(Dataset rows)
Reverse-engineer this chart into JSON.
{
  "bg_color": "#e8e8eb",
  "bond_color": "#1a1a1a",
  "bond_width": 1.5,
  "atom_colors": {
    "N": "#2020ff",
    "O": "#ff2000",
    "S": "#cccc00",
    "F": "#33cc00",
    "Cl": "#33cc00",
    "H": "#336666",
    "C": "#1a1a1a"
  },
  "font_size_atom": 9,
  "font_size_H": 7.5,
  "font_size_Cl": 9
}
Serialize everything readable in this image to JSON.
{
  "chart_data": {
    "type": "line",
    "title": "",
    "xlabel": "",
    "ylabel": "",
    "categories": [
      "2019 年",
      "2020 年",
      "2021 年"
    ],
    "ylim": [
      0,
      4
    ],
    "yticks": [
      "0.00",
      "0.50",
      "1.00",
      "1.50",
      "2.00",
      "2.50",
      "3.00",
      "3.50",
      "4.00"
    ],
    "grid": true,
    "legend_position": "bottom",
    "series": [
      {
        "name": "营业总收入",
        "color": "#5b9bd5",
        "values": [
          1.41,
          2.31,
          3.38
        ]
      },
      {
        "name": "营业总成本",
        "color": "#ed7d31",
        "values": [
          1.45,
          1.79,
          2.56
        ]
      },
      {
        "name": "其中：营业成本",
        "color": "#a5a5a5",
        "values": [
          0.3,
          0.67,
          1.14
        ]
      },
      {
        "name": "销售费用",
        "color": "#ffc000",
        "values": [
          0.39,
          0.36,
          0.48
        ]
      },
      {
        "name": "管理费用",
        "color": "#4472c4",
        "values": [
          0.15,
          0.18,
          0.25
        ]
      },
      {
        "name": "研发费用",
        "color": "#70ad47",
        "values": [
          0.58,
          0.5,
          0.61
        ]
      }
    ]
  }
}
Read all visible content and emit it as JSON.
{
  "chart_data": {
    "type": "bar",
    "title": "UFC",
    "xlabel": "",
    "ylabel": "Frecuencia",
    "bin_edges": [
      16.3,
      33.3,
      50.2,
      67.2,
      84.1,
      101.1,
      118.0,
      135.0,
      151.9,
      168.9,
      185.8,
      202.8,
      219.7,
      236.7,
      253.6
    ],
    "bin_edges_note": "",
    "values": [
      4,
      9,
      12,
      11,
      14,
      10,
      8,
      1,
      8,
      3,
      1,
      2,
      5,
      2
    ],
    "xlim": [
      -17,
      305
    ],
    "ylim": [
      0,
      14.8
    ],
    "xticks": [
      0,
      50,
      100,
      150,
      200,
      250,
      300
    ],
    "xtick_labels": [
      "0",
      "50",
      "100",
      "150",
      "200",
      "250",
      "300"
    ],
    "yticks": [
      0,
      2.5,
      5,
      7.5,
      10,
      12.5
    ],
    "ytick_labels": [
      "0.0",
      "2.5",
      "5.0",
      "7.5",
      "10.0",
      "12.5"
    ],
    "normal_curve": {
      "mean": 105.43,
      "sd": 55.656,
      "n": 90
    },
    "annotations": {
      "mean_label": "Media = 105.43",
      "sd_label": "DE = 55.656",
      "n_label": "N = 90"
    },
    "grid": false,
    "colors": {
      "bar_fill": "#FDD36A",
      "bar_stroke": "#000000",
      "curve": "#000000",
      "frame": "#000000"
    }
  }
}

### BRIEF
All of the records must be retyped exactly as they are.

### ANSWER TO THE TASK
Reverse-engineer this chart into JSON.
{
  "bg_color": "#e8e8eb",
  "bond_color": "#1a1a1a",
  "bond_width": 1.5,
  "atom_colors": {
    "N": "#2020ff",
    "O": "#ff2000",
    "S": "#cccc00",
    "F": "#33cc00",
    "Cl": "#33cc00",
    "H": "#336666",
    "C": "#1a1a1a"
  },
  "font_size_atom": 9,
  "font_size_H": 7.5,
  "font_size_Cl": 9
}
Serialize everything readable in this image to JSON.
{
  "chart_data": {
    "type": "line",
    "title": "",
    "xlabel": "",
    "ylabel": "",
    "categories": [
      "2019 年",
      "2020 年",
      "2021 年"
    ],
    "ylim": [
      0,
      4
    ],
    "yticks": [
      "0.00",
      "0.50",
      "1.00",
      "1.50",
      "2.00",
      "2.50",
      "3.00",
      "3.50",
      "4.00"
    ],
    "grid": true,
    "legend_position": "bottom",
    "series": [
      {
        "name": "营业总收入",
        "color": "#5b9bd5",
        "values": [
          1.41,
          2.31,
          3.38
        ]
      },
      {
        "name": "营业总成本",
        "color": "#ed7d31",
        "values": [
          1.45,
          1.79,
          2.56
        ]
      },
      {
        "name": "其中：营业成本",
        "color": "#a5a5a5",
        "values": [
          0.3,
          0.67,
          1.14
        ]
      },
      {
        "name": "销售费用",
        "color": "#ffc000",
        "values": [
          0.39,
          0.36,
          0.48
        ]
      },
      {
        "name": "管理费用",
        "color": "#4472c4",
        "values": [
          0.15,
          0.18,
          0.25
        ]
      },
      {
        "name": "研发费用",
        "color": "#70ad47",
        "values": [
          0.58,
          0.5,
          0.61
        ]
      }
    ]
  }
}
Read all visible content and emit it as JSON.
{
  "chart_data": {
    "type": "bar",
    "title": "UFC",
    "xlabel": "",
    "ylabel": "Frecuencia",
    "bin_edges": [
      16.3,
      33.3,
      50.2,
      67.2,
      84.1,
      101.1,
      118.0,
      135.0,
      151.9,
      168.9,
      185.8,
      202.8,
      219.7,
      236.7,
      253.6
    ],
    "bin_edges_note": "",
    "values": [
      4,
      9,
      12,
      11,
      14,
      10,
      8,
      1,
      8,
      3,
      1,
      2,
      5,
      2
    ],
    "xlim": [
      -17,
      305
    ],
    "ylim": [
      0,
      14.8
    ],
    "xticks": [
      0,
      50,
      100,
      150,
      200,
      250,
      300
    ],
    "xtick_labels": [
      "0",
      "50",
      "100",
      "150",
      "200",
      "250",
      "300"
    ],
    "yticks": [
      0,
      2.5,
      5,
      7.5,
      10,
      12.5
    ],
    "ytick_labels": [
      "0.0",
      "2.5",
      "5.0",
      "7.5",
      "10.0",
      "12.5"
    ],
    "normal_curve": {
      "mean": 105.43,
      "sd": 55.656,
      "n": 90
    },
    "annotations": {
      "mean_label": "Media = 105.43",
      "sd_label": "DE = 55.656",
      "n_label": "N = 90"
    },
    "grid": false,
    "colors": {
      "bar_fill": "#FDD36A",
      "bar_stroke": "#000000",
      "curve": "#000000",
      "frame": "#000000"
    }
  }
}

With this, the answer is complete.